# Task to carry out
Could you retype the entries below exactly, omitting every picture?
____ Material provided
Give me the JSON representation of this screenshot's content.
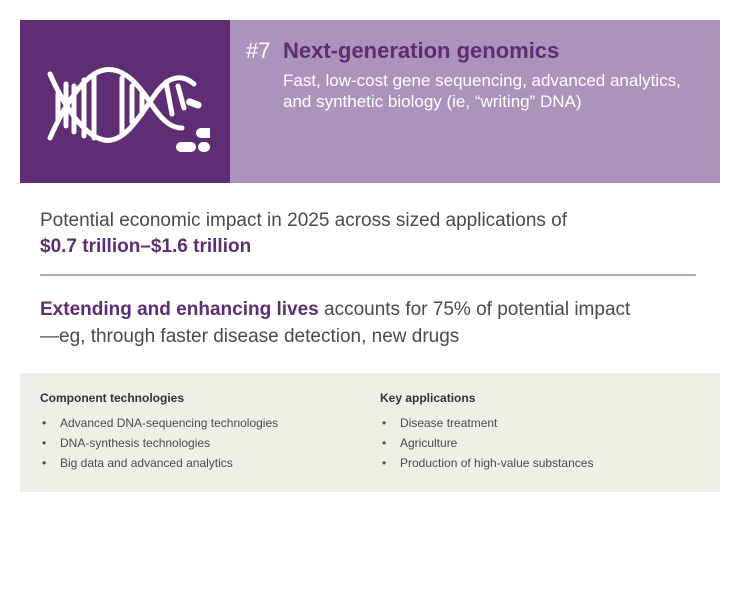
{
  "header": {
    "rank": "#7",
    "title": "Next-generation genomics",
    "subtitle": "Fast, low-cost gene sequencing, advanced analytics, and synthetic biology (ie, “writing” DNA)",
    "icon": "dna-helix-icon"
  },
  "impact": {
    "text": "Potential economic impact in 2025 across sized applications of",
    "value": "$0.7 trillion–$1.6 trillion"
  },
  "lives": {
    "highlight": "Extending and enhancing lives",
    "text": " accounts for 75% of potential impact—eg, through faster disease detection, new drugs"
  },
  "component_technologies": {
    "heading": "Component technologies",
    "items": [
      "Advanced DNA-sequencing technologies",
      "DNA-synthesis technologies",
      "Big data and advanced analytics"
    ]
  },
  "key_applications": {
    "heading": "Key applications",
    "items": [
      "Disease treatment",
      "Agriculture",
      "Production of high-value substances"
    ]
  },
  "colors": {
    "purple_dark": "#5e2d73",
    "purple_light": "#ac93bb",
    "panel_bg": "#eef0e8"
  }
}
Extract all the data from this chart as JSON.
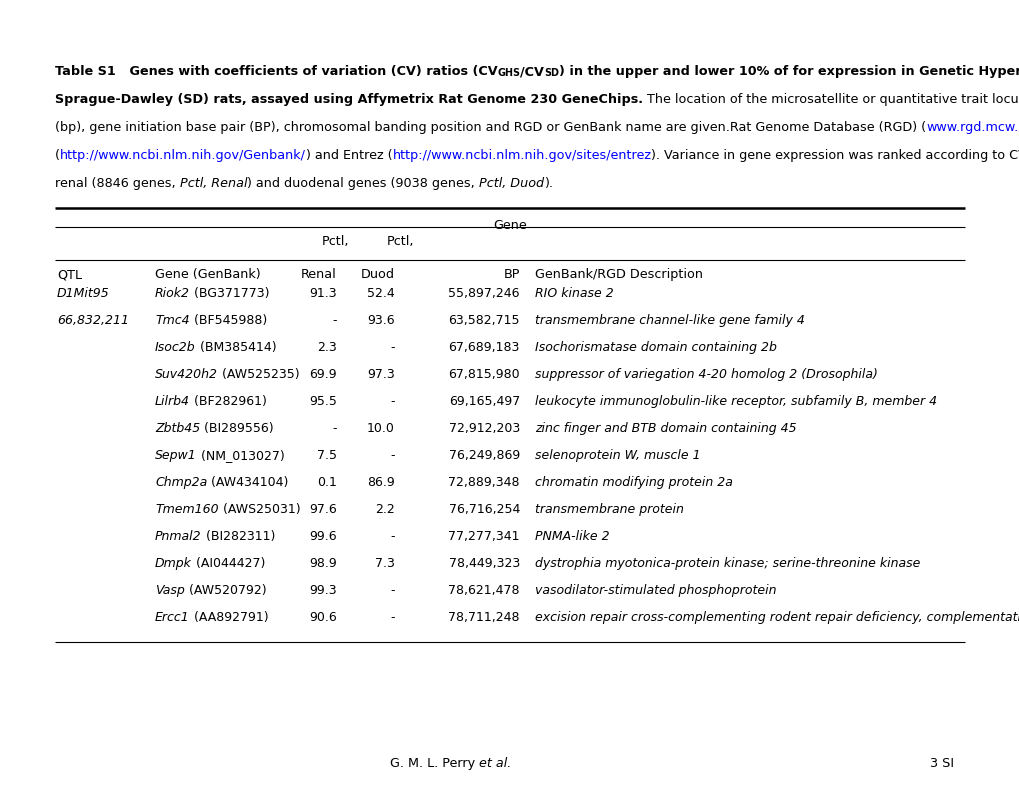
{
  "rows": [
    [
      "D1Mit95",
      "Riok2",
      "BG371773",
      "91.3",
      "52.4",
      "55,897,246",
      "RIO kinase 2"
    ],
    [
      "66,832,211",
      "Tmc4",
      "BF545988",
      "-",
      "93.6",
      "63,582,715",
      "transmembrane channel-like gene family 4"
    ],
    [
      "",
      "Isoc2b",
      "BM385414",
      "2.3",
      "-",
      "67,689,183",
      "Isochorismatase domain containing 2b"
    ],
    [
      "",
      "Suv420h2",
      "AW525235",
      "69.9",
      "97.3",
      "67,815,980",
      "suppressor of variegation 4-20 homolog 2 (Drosophila)"
    ],
    [
      "",
      "Lilrb4",
      "BF282961",
      "95.5",
      "-",
      "69,165,497",
      "leukocyte immunoglobulin-like receptor, subfamily B, member 4"
    ],
    [
      "",
      "Zbtb45",
      "BI289556",
      "-",
      "10.0",
      "72,912,203",
      "zinc finger and BTB domain containing 45"
    ],
    [
      "",
      "Sepw1",
      "NM_013027",
      "7.5",
      "-",
      "76,249,869",
      "selenoprotein W, muscle 1"
    ],
    [
      "",
      "Chmp2a",
      "AW434104",
      "0.1",
      "86.9",
      "72,889,348",
      "chromatin modifying protein 2a"
    ],
    [
      "",
      "Tmem160",
      "AWS25031",
      "97.6",
      "2.2",
      "76,716,254",
      "transmembrane protein"
    ],
    [
      "",
      "Pnmal2",
      "BI282311",
      "99.6",
      "-",
      "77,277,341",
      "PNMA-like 2"
    ],
    [
      "",
      "Dmpk",
      "AI044427",
      "98.9",
      "7.3",
      "78,449,323",
      "dystrophia myotonica-protein kinase; serine-threonine kinase"
    ],
    [
      "",
      "Vasp",
      "AW520792",
      "99.3",
      "-",
      "78,621,478",
      "vasodilator-stimulated phosphoprotein"
    ],
    [
      "",
      "Ercc1",
      "AA892791",
      "90.6",
      "-",
      "78,711,248",
      "excision repair cross-complementing rodent repair deficiency, complementation"
    ]
  ],
  "bg_color": "#ffffff"
}
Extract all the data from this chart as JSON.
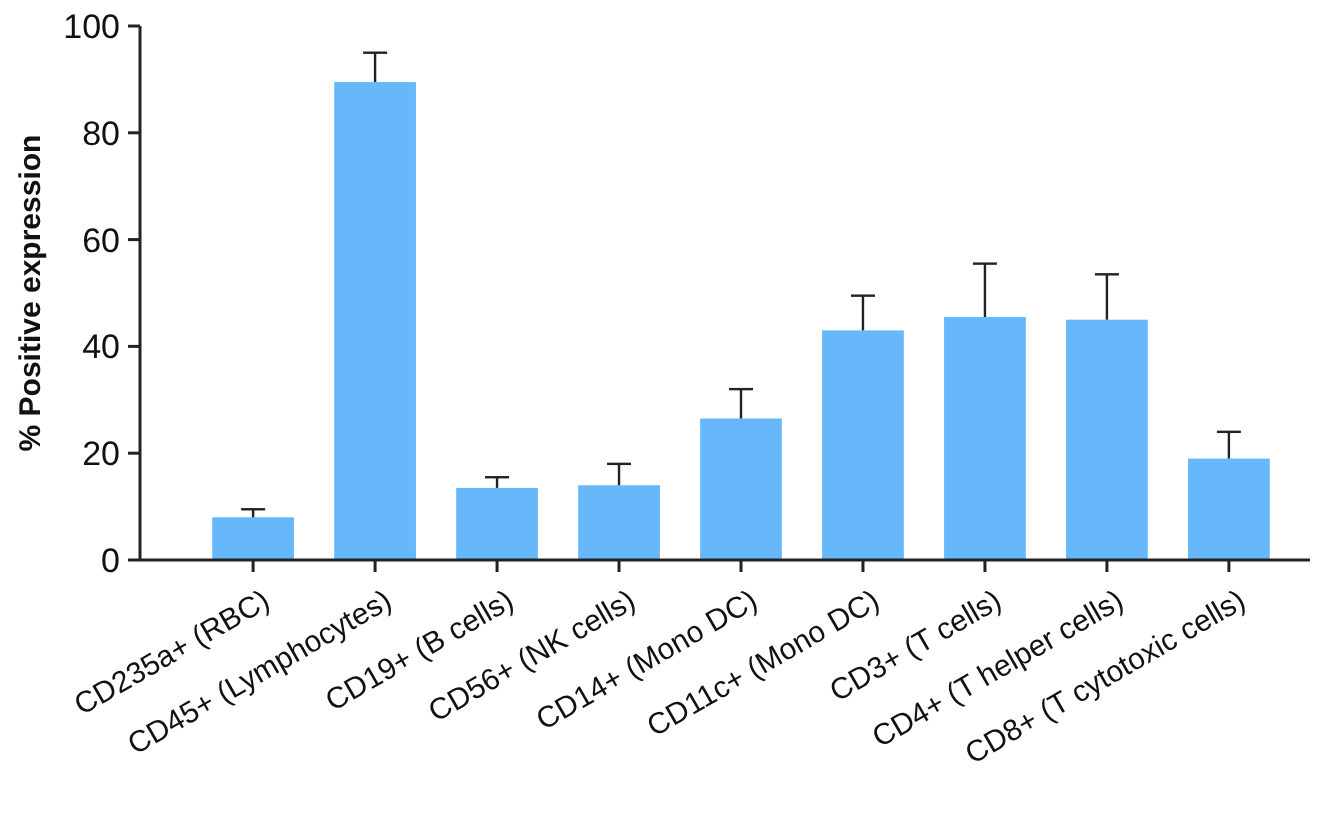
{
  "chart_data": {
    "type": "bar",
    "ylabel": "% Positive expression",
    "categories": [
      "CD235a+ (RBC)",
      "CD45+ (Lymphocytes)",
      "CD19+ (B cells)",
      "CD56+ (NK cells)",
      "CD14+ (Mono DC)",
      "CD11c+ (Mono DC)",
      "CD3+ (T cells)",
      "CD4+ (T helper cells)",
      "CD8+ (T cytotoxic cells)"
    ],
    "values": [
      8,
      89.5,
      13.5,
      14,
      26.5,
      43,
      45.5,
      45,
      19
    ],
    "errors": [
      1.5,
      5.5,
      2,
      4,
      5.5,
      6.5,
      10,
      8.5,
      5
    ],
    "color": "#66b8fb",
    "ylim": [
      0,
      100
    ],
    "yticks": [
      0,
      20,
      40,
      60,
      80,
      100
    ],
    "grid": false
  }
}
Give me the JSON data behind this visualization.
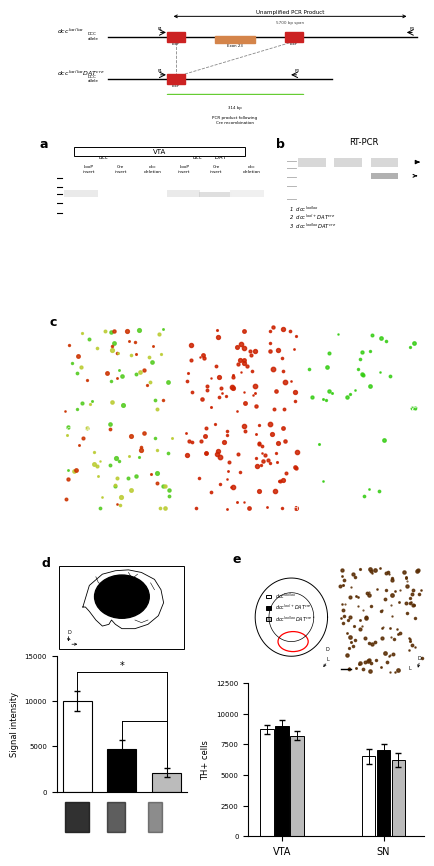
{
  "fig_width": 4.74,
  "fig_height": 8.48,
  "bg_color": "#ffffff",
  "panel_d_bars": {
    "values": [
      10000,
      4750,
      2100
    ],
    "errors": [
      1100,
      900,
      500
    ],
    "colors": [
      "#ffffff",
      "#000000",
      "#bbbbbb"
    ],
    "ylabel": "Signal intensity",
    "yticks": [
      0,
      5000,
      10000,
      15000
    ],
    "ylim": [
      0,
      15000
    ]
  },
  "panel_e_bars": {
    "groups_vta": [
      8700,
      9000,
      8200
    ],
    "groups_sn": [
      6500,
      7000,
      6200
    ],
    "errors_vta": [
      400,
      500,
      350
    ],
    "errors_sn": [
      600,
      500,
      550
    ],
    "colors": [
      "#ffffff",
      "#000000",
      "#bbbbbb"
    ],
    "ylabel": "TH+ cells",
    "yticks": [
      0,
      2500,
      5000,
      7500,
      10000,
      12500
    ],
    "ylim": [
      0,
      12500
    ],
    "xlabel_vta": "VTA",
    "xlabel_sn": "SN"
  },
  "bar_edge_color": "#000000",
  "bar_linewidth": 0.8,
  "error_color": "#000000",
  "error_capsize": 2,
  "error_linewidth": 0.8,
  "label_fontsize": 6,
  "tick_fontsize": 5,
  "panel_label_fontsize": 9,
  "gel_a_bg": "#6a6a6a",
  "gel_b_bg": "#202020"
}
________
# Reply to the task
Give me the JSON representation of this screenshot's content.
{
  "header": {
    "rank": "#7",
    "title": "Next-generation genomics",
    "subtitle": "Fast, low-cost gene sequencing, advanced analytics, and synthetic biology (ie, “writing” DNA)",
    "icon": "dna-helix-icon"
  },
  "impact": {
    "text": "Potential economic impact in 2025 across sized applications of",
    "value": "$0.7 trillion–$1.6 trillion"
  },
  "lives": {
    "highlight": "Extending and enhancing lives",
    "text": " accounts for 75% of potential impact—eg, through faster disease detection, new drugs"
  },
  "component_technologies": {
    "heading": "Component technologies",
    "items": [
      "Advanced DNA-sequencing technologies",
      "DNA-synthesis technologies",
      "Big data and advanced analytics"
    ]
  },
  "key_applications": {
    "heading": "Key applications",
    "items": [
      "Disease treatment",
      "Agriculture",
      "Production of high-value substances"
    ]
  },
  "colors": {
    "purple_dark": "#5e2d73",
    "purple_light": "#ac93bb",
    "panel_bg": "#eef0e8"
  }
}
Extract all the data from this chart as JSON.
{
  "rows": [
    [
      "D1Mit95",
      "Riok2",
      "BG371773",
      "91.3",
      "52.4",
      "55,897,246",
      "RIO kinase 2"
    ],
    [
      "66,832,211",
      "Tmc4",
      "BF545988",
      "-",
      "93.6",
      "63,582,715",
      "transmembrane channel-like gene family 4"
    ],
    [
      "",
      "Isoc2b",
      "BM385414",
      "2.3",
      "-",
      "67,689,183",
      "Isochorismatase domain containing 2b"
    ],
    [
      "",
      "Suv420h2",
      "AW525235",
      "69.9",
      "97.3",
      "67,815,980",
      "suppressor of variegation 4-20 homolog 2 (Drosophila)"
    ],
    [
      "",
      "Lilrb4",
      "BF282961",
      "95.5",
      "-",
      "69,165,497",
      "leukocyte immunoglobulin-like receptor, subfamily B, member 4"
    ],
    [
      "",
      "Zbtb45",
      "BI289556",
      "-",
      "10.0",
      "72,912,203",
      "zinc finger and BTB domain containing 45"
    ],
    [
      "",
      "Sepw1",
      "NM_013027",
      "7.5",
      "-",
      "76,249,869",
      "selenoprotein W, muscle 1"
    ],
    [
      "",
      "Chmp2a",
      "AW434104",
      "0.1",
      "86.9",
      "72,889,348",
      "chromatin modifying protein 2a"
    ],
    [
      "",
      "Tmem160",
      "AWS25031",
      "97.6",
      "2.2",
      "76,716,254",
      "transmembrane protein"
    ],
    [
      "",
      "Pnmal2",
      "BI282311",
      "99.6",
      "-",
      "77,277,341",
      "PNMA-like 2"
    ],
    [
      "",
      "Dmpk",
      "AI044427",
      "98.9",
      "7.3",
      "78,449,323",
      "dystrophia myotonica-protein kinase; serine-threonine kinase"
    ],
    [
      "",
      "Vasp",
      "AW520792",
      "99.3",
      "-",
      "78,621,478",
      "vasodilator-stimulated phosphoprotein"
    ],
    [
      "",
      "Ercc1",
      "AA892791",
      "90.6",
      "-",
      "78,711,248",
      "excision repair cross-complementing rodent repair deficiency, complementation"
    ]
  ],
  "bg_color": "#ffffff"
}
Extract all the data from this chart as JSON.
{
  "chart_data": {
    "type": "bar",
    "ylabel": "% Positive expression",
    "categories": [
      "CD235a+ (RBC)",
      "CD45+ (Lymphocytes)",
      "CD19+ (B cells)",
      "CD56+ (NK cells)",
      "CD14+ (Mono DC)",
      "CD11c+ (Mono DC)",
      "CD3+ (T cells)",
      "CD4+ (T helper cells)",
      "CD8+ (T cytotoxic cells)"
    ],
    "values": [
      8,
      89.5,
      13.5,
      14,
      26.5,
      43,
      45.5,
      45,
      19
    ],
    "errors": [
      1.5,
      5.5,
      2,
      4,
      5.5,
      6.5,
      10,
      8.5,
      5
    ],
    "color": "#66b8fb",
    "ylim": [
      0,
      100
    ],
    "yticks": [
      0,
      20,
      40,
      60,
      80,
      100
    ],
    "grid": false
  }
}
Give me the JSON data behind this visualization.
{
  "fig_width": 4.74,
  "fig_height": 8.48,
  "bg_color": "#ffffff",
  "panel_d_bars": {
    "values": [
      10000,
      4750,
      2100
    ],
    "errors": [
      1100,
      900,
      500
    ],
    "colors": [
      "#ffffff",
      "#000000",
      "#bbbbbb"
    ],
    "ylabel": "Signal intensity",
    "yticks": [
      0,
      5000,
      10000,
      15000
    ],
    "ylim": [
      0,
      15000
    ]
  },
  "panel_e_bars": {
    "groups_vta": [
      8700,
      9000,
      8200
    ],
    "groups_sn": [
      6500,
      7000,
      6200
    ],
    "errors_vta": [
      400,
      500,
      350
    ],
    "errors_sn": [
      600,
      500,
      550
    ],
    "colors": [
      "#ffffff",
      "#000000",
      "#bbbbbb"
    ],
    "ylabel": "TH+ cells",
    "yticks": [
      0,
      2500,
      5000,
      7500,
      10000,
      12500
    ],
    "ylim": [
      0,
      12500
    ],
    "xlabel_vta": "VTA",
    "xlabel_sn": "SN"
  },
  "bar_edge_color": "#000000",
  "bar_linewidth": 0.8,
  "error_color": "#000000",
  "error_capsize": 2,
  "error_linewidth": 0.8,
  "label_fontsize": 6,
  "tick_fontsize": 5,
  "panel_label_fontsize": 9,
  "gel_a_bg": "#6a6a6a",
  "gel_b_bg": "#202020"
}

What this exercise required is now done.